- _EXERCISE AIM_: Render everything from the row containing "Output each element" down to the row containing "lon-tick-label: 122°E <box>401" as a Markdown table with the columns Index and Line, skipping any blank lines.

- _DATA FOR THE TASK_:
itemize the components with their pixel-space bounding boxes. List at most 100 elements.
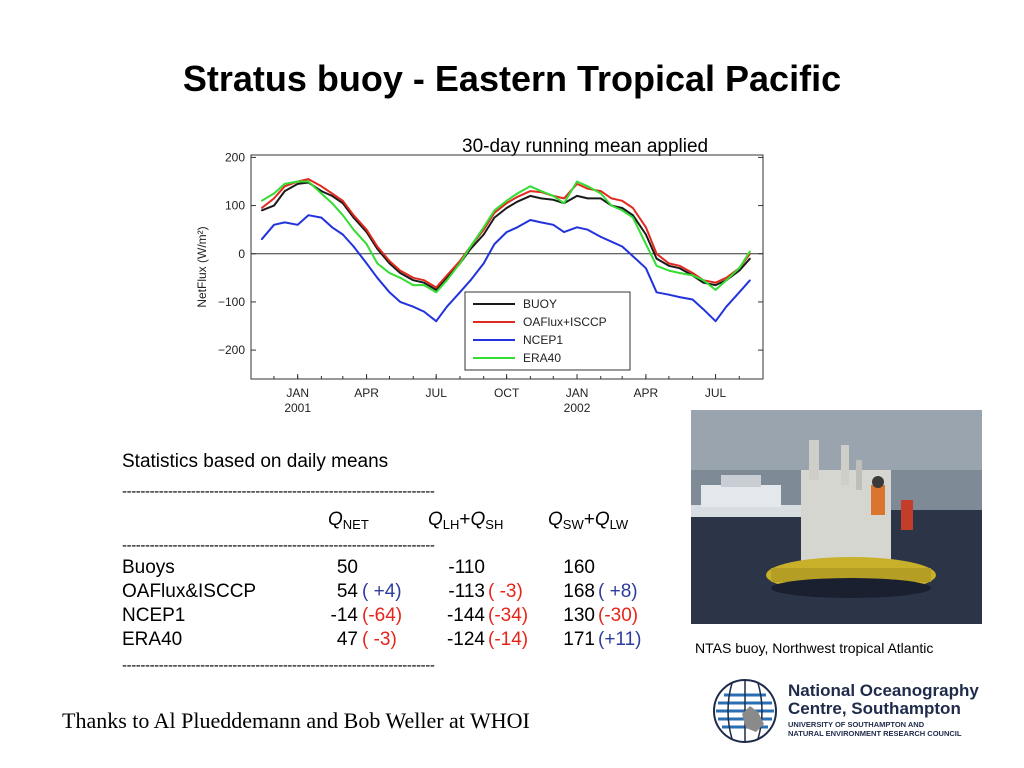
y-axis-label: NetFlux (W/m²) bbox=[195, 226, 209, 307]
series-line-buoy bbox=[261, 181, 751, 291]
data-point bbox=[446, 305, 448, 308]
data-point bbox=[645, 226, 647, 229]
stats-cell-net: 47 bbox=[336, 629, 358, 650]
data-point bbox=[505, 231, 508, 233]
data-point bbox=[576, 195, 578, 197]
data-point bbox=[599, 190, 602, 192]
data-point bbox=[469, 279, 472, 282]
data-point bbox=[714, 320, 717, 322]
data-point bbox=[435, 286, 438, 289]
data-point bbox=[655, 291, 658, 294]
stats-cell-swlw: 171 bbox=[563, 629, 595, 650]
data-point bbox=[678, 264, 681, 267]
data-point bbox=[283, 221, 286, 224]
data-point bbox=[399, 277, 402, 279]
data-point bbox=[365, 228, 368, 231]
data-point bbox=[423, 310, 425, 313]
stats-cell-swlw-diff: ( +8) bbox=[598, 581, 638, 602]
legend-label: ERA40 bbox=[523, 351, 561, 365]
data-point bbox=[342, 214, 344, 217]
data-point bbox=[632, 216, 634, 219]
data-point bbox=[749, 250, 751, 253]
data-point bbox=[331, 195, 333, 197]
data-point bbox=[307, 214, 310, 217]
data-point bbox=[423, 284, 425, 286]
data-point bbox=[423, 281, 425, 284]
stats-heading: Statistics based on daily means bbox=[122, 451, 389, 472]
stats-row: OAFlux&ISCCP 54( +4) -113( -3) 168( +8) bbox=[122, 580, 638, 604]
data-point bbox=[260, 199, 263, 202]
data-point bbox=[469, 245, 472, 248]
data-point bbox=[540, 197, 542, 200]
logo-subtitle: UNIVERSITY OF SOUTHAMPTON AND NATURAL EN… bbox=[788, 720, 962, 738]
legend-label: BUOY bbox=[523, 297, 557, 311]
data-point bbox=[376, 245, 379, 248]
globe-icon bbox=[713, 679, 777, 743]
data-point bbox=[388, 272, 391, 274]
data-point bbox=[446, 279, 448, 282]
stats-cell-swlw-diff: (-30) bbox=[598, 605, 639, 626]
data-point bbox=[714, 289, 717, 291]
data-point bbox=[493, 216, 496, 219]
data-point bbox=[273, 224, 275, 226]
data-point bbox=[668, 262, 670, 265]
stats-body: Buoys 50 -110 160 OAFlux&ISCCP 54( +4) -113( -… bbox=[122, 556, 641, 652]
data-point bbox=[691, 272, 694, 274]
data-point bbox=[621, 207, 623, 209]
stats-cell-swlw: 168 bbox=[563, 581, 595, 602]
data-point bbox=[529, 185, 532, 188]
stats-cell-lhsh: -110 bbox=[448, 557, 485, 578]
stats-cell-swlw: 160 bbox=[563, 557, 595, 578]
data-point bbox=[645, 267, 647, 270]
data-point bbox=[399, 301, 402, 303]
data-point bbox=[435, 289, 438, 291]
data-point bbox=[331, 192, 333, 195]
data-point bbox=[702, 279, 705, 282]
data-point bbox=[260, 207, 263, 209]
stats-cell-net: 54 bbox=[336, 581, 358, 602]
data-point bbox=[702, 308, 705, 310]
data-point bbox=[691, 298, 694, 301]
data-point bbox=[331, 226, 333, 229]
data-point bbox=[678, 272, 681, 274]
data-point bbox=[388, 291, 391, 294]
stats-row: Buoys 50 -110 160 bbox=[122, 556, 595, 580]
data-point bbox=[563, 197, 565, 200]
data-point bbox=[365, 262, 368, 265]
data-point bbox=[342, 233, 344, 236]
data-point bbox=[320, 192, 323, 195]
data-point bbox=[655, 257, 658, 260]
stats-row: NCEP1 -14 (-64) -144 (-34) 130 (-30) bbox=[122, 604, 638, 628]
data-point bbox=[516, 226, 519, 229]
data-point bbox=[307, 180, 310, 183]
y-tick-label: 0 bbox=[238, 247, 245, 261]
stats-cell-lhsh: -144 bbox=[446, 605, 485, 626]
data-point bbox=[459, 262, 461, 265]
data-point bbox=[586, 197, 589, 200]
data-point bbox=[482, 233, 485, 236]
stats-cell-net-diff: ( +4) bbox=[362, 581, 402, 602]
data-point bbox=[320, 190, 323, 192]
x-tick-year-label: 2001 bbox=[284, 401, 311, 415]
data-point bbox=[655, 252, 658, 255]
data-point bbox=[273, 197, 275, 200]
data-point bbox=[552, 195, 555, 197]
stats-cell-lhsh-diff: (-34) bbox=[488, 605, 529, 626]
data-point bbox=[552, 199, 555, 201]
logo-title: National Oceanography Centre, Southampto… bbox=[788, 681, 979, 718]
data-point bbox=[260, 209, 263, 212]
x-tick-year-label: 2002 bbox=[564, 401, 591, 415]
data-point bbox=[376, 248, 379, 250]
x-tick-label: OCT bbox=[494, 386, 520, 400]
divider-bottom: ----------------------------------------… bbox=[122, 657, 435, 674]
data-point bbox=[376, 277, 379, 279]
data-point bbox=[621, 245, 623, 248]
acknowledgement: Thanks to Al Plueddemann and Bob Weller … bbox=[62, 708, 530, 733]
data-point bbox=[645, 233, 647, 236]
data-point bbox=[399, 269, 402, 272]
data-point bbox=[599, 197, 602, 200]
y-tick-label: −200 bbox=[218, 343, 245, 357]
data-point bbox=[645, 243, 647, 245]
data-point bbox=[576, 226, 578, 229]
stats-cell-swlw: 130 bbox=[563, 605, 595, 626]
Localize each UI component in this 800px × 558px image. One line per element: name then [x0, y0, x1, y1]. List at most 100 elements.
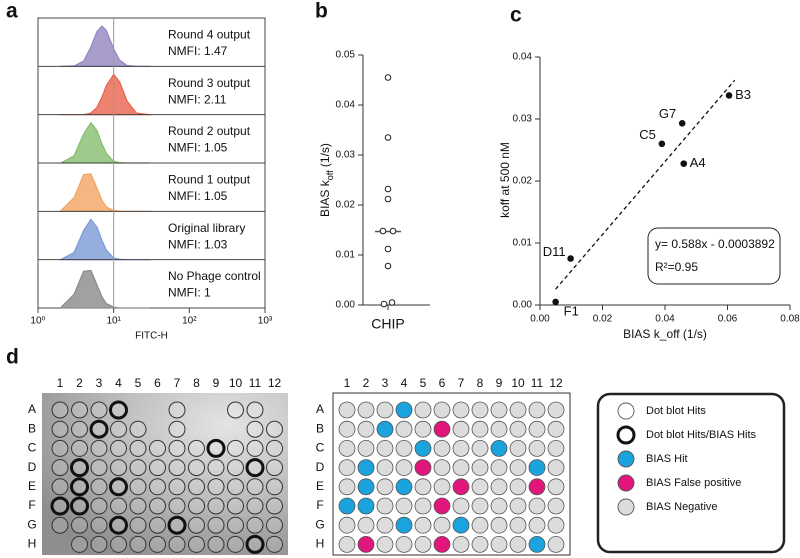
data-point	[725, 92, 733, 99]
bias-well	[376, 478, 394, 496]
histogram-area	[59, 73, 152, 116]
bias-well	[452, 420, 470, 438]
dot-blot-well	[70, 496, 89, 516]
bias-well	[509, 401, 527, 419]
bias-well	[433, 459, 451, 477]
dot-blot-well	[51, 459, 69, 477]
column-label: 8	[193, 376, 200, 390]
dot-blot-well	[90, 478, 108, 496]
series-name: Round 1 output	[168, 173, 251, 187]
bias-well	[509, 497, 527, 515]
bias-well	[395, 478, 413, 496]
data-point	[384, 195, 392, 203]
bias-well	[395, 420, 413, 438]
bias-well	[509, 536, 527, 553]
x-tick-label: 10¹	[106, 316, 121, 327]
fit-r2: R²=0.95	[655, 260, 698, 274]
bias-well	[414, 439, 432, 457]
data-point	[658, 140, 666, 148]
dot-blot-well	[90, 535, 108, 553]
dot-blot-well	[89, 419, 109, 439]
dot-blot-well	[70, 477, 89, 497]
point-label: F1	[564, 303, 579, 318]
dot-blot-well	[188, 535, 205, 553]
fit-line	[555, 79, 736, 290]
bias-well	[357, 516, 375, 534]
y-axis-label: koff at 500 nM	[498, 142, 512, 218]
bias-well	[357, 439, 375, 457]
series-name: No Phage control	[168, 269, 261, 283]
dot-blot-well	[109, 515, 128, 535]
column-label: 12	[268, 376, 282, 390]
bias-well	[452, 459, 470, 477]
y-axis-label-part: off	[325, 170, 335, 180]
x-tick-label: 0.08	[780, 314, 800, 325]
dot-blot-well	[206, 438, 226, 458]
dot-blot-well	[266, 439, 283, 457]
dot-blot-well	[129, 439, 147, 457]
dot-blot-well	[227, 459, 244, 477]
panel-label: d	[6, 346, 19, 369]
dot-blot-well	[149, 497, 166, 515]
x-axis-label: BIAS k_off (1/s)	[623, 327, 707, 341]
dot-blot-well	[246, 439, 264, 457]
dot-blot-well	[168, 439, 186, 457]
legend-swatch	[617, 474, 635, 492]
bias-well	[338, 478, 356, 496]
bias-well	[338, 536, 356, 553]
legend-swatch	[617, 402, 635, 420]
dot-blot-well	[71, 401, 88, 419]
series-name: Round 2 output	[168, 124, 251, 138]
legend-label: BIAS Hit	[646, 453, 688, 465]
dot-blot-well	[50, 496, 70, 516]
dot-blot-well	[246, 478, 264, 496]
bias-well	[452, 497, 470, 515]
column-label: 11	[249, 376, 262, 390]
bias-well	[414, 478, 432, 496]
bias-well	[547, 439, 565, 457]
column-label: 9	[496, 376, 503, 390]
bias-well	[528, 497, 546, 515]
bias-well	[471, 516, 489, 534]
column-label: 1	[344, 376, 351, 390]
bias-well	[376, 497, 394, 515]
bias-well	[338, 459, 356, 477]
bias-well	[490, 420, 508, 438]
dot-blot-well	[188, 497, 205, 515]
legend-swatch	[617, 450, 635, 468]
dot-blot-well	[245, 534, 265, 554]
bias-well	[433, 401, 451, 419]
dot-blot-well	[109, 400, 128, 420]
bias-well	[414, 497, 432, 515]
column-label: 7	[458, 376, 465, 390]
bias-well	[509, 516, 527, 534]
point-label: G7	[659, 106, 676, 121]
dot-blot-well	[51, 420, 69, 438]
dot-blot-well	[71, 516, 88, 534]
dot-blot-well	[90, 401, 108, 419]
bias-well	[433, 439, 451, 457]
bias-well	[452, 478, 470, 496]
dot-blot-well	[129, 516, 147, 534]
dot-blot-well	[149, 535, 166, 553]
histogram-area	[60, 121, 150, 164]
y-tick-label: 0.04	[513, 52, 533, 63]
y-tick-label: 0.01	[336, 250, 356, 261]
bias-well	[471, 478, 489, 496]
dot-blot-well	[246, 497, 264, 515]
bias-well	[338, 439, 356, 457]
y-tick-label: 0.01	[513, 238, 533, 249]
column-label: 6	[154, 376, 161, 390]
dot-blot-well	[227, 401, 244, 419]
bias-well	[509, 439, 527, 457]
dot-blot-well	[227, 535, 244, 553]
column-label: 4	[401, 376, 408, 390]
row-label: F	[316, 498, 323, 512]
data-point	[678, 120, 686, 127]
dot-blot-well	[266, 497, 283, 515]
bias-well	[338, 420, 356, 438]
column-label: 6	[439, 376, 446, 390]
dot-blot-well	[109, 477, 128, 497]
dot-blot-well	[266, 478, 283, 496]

...

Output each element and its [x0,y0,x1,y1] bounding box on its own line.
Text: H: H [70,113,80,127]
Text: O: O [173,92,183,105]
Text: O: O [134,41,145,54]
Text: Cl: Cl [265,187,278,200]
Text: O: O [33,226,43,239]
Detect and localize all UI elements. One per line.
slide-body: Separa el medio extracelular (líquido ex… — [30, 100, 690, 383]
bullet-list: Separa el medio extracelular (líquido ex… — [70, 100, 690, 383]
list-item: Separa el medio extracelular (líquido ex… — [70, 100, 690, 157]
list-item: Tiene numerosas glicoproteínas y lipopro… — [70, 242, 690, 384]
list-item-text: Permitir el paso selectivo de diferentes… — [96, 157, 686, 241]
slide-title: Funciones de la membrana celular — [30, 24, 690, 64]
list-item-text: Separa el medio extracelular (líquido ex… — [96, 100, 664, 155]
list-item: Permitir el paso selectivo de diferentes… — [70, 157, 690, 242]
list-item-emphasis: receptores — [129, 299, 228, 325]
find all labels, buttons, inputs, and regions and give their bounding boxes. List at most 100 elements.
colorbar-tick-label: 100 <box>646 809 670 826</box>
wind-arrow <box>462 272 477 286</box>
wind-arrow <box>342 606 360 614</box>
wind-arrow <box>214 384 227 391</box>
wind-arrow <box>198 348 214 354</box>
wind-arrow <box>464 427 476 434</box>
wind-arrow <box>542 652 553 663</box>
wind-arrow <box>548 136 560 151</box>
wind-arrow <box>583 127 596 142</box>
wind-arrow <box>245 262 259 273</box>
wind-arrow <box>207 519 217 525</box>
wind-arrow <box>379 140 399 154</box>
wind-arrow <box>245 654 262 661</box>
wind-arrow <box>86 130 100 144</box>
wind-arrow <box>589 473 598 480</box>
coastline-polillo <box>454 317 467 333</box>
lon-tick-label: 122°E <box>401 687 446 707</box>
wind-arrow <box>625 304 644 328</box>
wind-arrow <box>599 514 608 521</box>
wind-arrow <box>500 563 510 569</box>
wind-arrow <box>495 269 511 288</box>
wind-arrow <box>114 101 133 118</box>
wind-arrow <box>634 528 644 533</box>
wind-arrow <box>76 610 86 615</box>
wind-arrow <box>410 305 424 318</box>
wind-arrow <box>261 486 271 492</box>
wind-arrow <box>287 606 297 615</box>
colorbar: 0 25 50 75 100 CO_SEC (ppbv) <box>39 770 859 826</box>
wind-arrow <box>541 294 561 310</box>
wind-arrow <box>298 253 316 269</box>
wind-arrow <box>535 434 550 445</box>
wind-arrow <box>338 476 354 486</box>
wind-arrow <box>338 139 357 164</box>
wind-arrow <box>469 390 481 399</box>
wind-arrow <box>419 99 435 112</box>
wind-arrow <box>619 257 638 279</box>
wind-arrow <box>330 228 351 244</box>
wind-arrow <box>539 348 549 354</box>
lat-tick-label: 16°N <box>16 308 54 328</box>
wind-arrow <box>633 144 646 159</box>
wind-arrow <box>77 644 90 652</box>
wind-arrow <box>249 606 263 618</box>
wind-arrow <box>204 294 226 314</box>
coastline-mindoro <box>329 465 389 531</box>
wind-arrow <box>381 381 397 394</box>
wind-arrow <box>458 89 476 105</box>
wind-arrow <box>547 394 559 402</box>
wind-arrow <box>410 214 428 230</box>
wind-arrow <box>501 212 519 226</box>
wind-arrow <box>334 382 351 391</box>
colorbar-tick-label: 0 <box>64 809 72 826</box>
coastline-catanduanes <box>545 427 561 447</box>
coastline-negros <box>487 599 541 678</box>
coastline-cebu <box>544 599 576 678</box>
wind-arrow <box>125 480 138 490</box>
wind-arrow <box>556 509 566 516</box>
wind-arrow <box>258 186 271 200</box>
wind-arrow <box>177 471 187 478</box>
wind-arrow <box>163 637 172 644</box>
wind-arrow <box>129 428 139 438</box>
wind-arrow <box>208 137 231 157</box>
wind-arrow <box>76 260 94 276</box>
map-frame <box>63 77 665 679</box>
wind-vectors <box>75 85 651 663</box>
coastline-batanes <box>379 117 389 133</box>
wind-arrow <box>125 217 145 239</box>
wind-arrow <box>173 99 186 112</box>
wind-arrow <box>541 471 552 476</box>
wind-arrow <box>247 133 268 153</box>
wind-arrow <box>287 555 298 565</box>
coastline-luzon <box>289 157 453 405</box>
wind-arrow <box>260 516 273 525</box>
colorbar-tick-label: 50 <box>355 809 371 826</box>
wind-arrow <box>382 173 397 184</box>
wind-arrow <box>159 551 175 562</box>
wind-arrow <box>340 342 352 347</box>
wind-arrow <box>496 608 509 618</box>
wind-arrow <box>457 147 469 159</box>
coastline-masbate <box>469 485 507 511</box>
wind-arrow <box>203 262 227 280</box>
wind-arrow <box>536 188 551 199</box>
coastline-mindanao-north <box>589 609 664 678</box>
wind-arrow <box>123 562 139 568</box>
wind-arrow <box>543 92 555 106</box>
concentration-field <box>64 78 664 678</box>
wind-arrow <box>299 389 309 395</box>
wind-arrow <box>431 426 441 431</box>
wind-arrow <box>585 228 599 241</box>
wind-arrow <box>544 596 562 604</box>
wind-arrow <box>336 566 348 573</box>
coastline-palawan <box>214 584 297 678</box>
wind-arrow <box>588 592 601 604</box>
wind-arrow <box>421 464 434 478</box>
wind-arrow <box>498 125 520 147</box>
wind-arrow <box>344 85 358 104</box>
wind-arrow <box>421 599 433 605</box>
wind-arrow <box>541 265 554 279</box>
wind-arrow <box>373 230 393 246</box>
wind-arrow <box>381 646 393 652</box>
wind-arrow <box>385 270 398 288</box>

--

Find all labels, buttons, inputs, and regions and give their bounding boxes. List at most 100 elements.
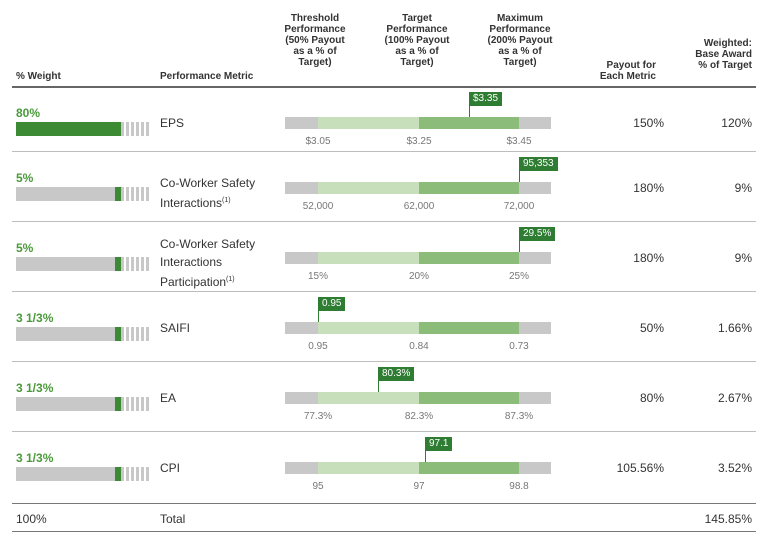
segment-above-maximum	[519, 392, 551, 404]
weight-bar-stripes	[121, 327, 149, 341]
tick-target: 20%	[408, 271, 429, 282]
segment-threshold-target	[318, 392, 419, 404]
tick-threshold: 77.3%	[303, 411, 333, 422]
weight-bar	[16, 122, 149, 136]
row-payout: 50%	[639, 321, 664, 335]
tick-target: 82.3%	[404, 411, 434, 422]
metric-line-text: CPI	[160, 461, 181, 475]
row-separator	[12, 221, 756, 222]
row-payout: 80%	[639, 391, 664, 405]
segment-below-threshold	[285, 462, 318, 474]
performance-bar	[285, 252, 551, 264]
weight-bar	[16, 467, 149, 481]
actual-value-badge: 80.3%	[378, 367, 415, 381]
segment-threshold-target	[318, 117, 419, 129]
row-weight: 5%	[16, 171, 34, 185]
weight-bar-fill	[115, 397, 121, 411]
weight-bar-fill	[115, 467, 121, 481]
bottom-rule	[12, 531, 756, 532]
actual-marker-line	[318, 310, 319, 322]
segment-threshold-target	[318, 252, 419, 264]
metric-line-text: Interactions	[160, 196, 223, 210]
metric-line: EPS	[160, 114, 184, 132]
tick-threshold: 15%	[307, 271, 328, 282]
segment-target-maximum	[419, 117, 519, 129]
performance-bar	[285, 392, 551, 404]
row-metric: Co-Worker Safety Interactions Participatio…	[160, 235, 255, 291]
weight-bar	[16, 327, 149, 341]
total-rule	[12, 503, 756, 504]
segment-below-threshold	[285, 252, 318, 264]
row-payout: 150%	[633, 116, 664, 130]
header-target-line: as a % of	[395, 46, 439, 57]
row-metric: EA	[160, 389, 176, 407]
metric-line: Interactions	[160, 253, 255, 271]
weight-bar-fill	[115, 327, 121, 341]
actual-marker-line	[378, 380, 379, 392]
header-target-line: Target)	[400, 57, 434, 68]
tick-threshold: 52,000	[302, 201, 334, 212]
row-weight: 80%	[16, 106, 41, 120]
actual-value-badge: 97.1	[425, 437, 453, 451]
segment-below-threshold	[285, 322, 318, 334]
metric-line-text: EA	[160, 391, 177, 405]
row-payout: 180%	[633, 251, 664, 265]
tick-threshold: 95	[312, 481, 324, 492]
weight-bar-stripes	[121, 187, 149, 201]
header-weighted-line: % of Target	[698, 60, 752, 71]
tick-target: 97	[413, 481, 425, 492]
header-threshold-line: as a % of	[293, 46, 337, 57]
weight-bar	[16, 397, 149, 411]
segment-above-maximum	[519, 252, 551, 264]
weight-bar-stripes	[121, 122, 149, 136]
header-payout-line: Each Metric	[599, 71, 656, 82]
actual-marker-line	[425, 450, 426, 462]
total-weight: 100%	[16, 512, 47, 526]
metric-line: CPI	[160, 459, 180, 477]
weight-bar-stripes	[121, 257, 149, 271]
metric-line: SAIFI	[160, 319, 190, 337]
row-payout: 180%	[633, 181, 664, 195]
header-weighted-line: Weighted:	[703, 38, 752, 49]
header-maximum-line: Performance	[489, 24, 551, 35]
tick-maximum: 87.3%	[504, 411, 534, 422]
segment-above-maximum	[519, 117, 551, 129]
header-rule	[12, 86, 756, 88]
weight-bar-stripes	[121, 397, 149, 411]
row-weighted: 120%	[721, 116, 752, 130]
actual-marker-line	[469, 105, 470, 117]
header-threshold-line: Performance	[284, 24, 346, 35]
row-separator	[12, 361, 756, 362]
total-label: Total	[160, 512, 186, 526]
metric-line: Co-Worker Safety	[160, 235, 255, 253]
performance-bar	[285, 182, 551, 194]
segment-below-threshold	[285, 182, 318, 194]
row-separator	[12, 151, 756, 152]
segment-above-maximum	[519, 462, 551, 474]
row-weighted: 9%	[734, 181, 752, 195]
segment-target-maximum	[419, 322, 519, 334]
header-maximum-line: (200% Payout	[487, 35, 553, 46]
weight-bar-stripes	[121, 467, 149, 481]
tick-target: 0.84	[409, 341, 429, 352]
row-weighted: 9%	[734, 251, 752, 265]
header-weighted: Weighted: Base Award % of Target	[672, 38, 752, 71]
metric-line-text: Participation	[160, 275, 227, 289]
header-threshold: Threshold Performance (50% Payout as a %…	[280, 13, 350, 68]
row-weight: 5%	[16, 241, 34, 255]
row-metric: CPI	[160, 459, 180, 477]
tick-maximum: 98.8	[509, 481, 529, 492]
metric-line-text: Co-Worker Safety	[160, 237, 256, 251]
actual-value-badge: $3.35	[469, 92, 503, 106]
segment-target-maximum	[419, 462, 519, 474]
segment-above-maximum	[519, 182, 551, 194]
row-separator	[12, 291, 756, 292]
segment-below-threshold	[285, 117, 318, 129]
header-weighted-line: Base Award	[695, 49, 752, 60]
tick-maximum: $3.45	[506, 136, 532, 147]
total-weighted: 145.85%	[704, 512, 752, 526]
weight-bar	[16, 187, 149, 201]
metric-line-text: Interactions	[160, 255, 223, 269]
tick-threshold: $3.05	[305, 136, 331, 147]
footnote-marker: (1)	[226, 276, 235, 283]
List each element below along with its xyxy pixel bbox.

- _CORRECT ANSWER_:
| Index | Line |
|---|---|
| 1 | Output each element and its [x0,y0,x1,y1] bounding box on its own line. |
| 2 | Text: H: H [70,113,80,127] |
| 3 | Text: O: O [173,92,183,105] |
| 4 | Text: O: O [134,41,145,54] |
| 5 | Text: Cl: Cl [265,187,278,200] |
| 6 | Text: O: O [33,226,43,239] |
| 7 | Detect and localize all UI elements. One per line. |
| 8 | slide-body: Separa el medio extracelular (líquido ex… — [30, 100, 690, 383] |
| 9 | bullet-list: Separa el medio extracelular (líquido ex… — [70, 100, 690, 383] |
| 10 | list-item: Separa el medio extracelular (líquido ex… — [70, 100, 690, 157] |
| 11 | list-item: Tiene numerosas glicoproteínas y lipopro… — [70, 242, 690, 384] |
| 12 | list-item-text: Permitir el paso selectivo de diferentes… — [96, 157, 686, 241] |
| 13 | slide-title: Funciones de la membrana celular — [30, 24, 690, 64] |
| 14 | list-item-text: Separa el medio extracelular (líquido ex… — [96, 100, 664, 155] |
| 15 | list-item: Permitir el paso selectivo de diferentes… — [70, 157, 690, 242] |
| 16 | list-item-emphasis: receptores — [129, 299, 228, 325] |
| 17 | find all labels, buttons, inputs, and regions and give their bounding boxes. List at most 100 elements. |
| 18 | colorbar-tick-label: 100 <box>646 809 670 826</box> |
| 19 | wind-arrow <box>462 272 477 286</box> |
| 20 | wind-arrow <box>342 606 360 614</box> |
| 21 | wind-arrow <box>214 384 227 391</box> |
| 22 | wind-arrow <box>198 348 214 354</box> |
| 23 | wind-arrow <box>464 427 476 434</box> |
| 24 | wind-arrow <box>542 652 553 663</box> |
| 25 | wind-arrow <box>548 136 560 151</box> |
| 26 | wind-arrow <box>583 127 596 142</box> |
| 27 | wind-arrow <box>245 262 259 273</box> |
| 28 | wind-arrow <box>207 519 217 525</box> |
| 29 | wind-arrow <box>379 140 399 154</box> |
| 30 | wind-arrow <box>245 654 262 661</box> |
| 31 | wind-arrow <box>86 130 100 144</box> |
| 32 | wind-arrow <box>589 473 598 480</box> |
| 33 | coastline-polillo <box>454 317 467 333</box> |
| 34 | lon-tick-label: 122°E <box>401 687 446 707</box> |